▸ **元の文章**:

*****

古くは吉備真備和気清麻呂児島高徳、等だが地域的に備前岡山という訳ではない、戦国時代以降に、特に中央で岡山県民性というものが次第にイメージとして確立されていったと考えると、すこし頷けるところもある。
一応、岡山にお墓がある日野富子は除いて考える。
まずは、岡山城を築いた宇喜多直家だ。、戦国大名になる過程で主人を毒殺等、権謀術数に長け、備前地域の制圧には合戦らしい合戦をほとんど行っていないつわものである。幼少時、自分が殺されることを防ぐために、馬鹿のふりをしていた等、信長に通じるような行いもしていたようだ。備前を制圧してからは、西は毛利氏、東は豊臣氏の勢力が拮抗し、難しい立場に立たされたが、結局有名な高松城水攻めに見られるように、豊臣方についた。この後、備前一の美人と称された正室のお福の方を色好みだった秀吉に差し出して、お福の方との間に生まれた子の宇喜多秀家の将来の安泰を、確実にしようとしたのは有名な話である。実際歴史は直家の死後、目論見どおりに運び、お福の方は秀吉の寵愛を受け何人か子供を設け、子の秀家は岡山城に金箔を貼ることを許され、更に五大老の一人にまでなった。結局最後には、関が原の戦いで西軍についた為に、秀家は八丈島に流されてしまうのだが。戦国大名のイメージ?の対極にいそうな戦国大名、それが宇喜多直家である。
関が原以後、岡山城に入ったのは、運命の皮肉か小早川秀秋。西軍を裏切った、第一のキーマンであるがため、関が原の東軍の他の武将から総スカンをくらったのは言うまでもない事実だが、地元民の印象も当然の話だが相当悪かったらしい。その後は姫路の池田氏岡山城に入った。
政治関連では、宇垣一成を挙げないわけにはゆかない。wikipediaよりの引用で申し訳ないが。

業績

宇垣は大正後期から昭和初期にかけて陸軍の中心人物の一人として存在した。彼は戦闘の場での指揮官や軍略家ではなく、政治に長けた軍政家と言える。その彼の業績のうち歴史の表舞台に表れた代表的な出来事を2点記載した。

宇垣軍縮について

加藤内閣において世論より軍縮の声が高まりを受け、陸軍省経理局長三井清一郎を委員長とする陸軍会計経理規定整理委員会を設けて宇垣軍縮を行った。

具体的には21個師団のうち高田の第十三・豊橋の第十五・岡山の第十七・久留米の第十八の計4師団を廃止、これに伴い連隊区司令部16ヶ所も廃止となった。また陸軍病院5ヶ所・陸軍幼年学校2校も撤廃した。

*****

▸ **表示された記録**:
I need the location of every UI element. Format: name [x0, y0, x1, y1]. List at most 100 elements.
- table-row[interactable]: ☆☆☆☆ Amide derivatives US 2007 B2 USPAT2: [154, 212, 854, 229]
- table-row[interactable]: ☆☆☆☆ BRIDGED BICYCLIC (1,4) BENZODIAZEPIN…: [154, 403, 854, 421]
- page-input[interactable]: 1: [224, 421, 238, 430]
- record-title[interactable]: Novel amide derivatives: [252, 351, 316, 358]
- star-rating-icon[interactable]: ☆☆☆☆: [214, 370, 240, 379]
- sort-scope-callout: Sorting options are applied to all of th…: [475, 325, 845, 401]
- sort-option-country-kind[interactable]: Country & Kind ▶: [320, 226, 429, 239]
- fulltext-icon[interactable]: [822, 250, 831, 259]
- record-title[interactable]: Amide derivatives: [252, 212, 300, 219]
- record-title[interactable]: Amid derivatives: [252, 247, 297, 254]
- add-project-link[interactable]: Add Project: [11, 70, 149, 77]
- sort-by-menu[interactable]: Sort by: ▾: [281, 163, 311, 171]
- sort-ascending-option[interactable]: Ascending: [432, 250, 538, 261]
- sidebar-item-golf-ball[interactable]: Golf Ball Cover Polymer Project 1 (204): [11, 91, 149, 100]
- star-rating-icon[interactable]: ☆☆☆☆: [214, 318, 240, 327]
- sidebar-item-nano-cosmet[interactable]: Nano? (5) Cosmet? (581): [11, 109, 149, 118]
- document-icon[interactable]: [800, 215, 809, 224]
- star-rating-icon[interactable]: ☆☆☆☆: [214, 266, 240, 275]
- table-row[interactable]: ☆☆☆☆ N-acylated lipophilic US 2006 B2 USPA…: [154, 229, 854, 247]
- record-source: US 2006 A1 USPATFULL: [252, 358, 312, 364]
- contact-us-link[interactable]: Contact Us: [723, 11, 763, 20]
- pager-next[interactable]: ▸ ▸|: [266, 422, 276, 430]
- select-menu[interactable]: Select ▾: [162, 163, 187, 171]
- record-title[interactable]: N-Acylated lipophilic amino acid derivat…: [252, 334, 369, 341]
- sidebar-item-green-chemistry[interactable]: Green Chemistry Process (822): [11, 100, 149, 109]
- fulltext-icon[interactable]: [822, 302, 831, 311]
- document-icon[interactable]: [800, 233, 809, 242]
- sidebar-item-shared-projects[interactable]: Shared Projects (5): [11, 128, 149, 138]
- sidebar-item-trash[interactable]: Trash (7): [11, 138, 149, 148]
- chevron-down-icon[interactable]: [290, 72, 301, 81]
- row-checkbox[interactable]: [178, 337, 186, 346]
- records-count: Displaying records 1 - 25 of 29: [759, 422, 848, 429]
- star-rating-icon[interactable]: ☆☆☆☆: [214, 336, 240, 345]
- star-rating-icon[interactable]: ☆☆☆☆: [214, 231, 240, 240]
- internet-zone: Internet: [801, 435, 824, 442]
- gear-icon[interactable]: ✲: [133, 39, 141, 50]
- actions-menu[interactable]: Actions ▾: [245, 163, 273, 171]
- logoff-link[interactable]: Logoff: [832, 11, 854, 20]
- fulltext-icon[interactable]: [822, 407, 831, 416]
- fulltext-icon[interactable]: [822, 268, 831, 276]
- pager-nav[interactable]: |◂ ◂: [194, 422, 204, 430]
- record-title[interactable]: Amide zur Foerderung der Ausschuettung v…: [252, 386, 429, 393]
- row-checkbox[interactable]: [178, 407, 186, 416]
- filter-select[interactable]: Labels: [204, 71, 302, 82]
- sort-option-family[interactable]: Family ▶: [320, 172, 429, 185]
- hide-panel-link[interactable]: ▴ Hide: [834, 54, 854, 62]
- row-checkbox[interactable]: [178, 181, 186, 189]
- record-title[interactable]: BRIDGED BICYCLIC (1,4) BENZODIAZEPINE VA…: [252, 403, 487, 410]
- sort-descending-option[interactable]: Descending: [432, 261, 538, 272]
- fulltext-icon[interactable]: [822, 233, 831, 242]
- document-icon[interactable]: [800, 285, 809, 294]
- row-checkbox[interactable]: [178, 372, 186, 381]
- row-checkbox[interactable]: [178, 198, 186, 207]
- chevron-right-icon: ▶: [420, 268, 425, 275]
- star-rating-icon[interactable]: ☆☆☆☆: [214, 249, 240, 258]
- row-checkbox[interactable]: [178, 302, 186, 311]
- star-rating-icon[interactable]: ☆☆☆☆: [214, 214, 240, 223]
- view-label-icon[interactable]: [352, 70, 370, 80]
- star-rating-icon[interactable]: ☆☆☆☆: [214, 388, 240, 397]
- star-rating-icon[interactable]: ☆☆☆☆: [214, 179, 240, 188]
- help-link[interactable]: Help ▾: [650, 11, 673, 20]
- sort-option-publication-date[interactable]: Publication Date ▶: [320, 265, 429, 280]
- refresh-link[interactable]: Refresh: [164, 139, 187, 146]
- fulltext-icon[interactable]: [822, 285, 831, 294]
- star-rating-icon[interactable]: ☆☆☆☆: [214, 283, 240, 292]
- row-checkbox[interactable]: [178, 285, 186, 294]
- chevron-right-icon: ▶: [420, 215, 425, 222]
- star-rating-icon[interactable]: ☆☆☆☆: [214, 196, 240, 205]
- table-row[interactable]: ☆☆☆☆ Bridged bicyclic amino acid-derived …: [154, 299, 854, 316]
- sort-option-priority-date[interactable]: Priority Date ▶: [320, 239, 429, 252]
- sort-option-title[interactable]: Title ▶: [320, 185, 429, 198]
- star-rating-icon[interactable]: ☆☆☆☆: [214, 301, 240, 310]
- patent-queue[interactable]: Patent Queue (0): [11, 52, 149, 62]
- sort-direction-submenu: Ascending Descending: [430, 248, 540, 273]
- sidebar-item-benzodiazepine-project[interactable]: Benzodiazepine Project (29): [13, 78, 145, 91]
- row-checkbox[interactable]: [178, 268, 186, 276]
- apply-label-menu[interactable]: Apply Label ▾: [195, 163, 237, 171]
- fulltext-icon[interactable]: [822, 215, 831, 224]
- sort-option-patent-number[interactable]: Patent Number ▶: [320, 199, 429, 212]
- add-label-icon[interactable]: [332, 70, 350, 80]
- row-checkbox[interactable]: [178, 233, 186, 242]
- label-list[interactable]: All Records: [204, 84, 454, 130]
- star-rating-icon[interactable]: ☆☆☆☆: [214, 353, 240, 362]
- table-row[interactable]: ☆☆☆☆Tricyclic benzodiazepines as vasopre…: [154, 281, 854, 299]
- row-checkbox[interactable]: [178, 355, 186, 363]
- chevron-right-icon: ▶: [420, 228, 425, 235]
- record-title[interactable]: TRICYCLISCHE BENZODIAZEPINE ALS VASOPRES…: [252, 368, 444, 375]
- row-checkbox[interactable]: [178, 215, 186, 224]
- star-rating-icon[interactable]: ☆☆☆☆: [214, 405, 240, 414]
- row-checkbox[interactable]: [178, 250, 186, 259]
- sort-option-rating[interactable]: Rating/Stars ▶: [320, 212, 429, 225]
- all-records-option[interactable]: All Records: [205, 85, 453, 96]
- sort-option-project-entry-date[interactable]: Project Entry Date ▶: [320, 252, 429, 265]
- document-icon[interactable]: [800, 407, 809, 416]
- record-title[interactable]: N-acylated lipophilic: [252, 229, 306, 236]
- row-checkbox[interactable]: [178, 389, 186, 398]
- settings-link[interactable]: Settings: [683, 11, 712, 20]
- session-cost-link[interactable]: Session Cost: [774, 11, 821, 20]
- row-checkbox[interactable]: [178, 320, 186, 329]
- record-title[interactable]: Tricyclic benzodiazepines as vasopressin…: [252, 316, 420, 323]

*****

▸ **作業内容**:
岡山ゆかりの人物についての文章を、最後の文のすぐ後から書き継いでください。

▸ **作業の結果**:
だが、実はこれにより浮いた金額を欧米に比べると旧式の装備であった陸軍の近代化に回したというのが実情である。主な近代化の内容として戦車連隊・高射砲連隊各1個、飛行連隊2個、台湾山砲連隊1個の新設、自動車学校・通信学校の開校、飛行機・戦車・軽機関銃・自動車牽引砲・野戦重砲の配備を行った。

組閣流産について

組閣大命の下る前、昭和7年(1932年)の満州事変・五・一五事件、翌昭和8年(1933年)の国際連盟脱退、昭和11年(1936年)には二・二六事件など、軍部による策謀や、日本の国際的孤立化、さらには陸軍皇道派などによるテロ事件の発生などによって政情が不安定化していた。そして、それをきっかけとして軍部の政治への干渉が著しくなり、危険な戦争への突入が懸念された。

そこで、陸軍大臣であったときに内閣の方針によく協力し、軍縮に成功した宇垣の手腕を高く評価していた元老・西園寺公望などに所望され、軍部に抑えが利く人物として、宇垣が昭和12年(1937年)1月、総理大臣に推挙された。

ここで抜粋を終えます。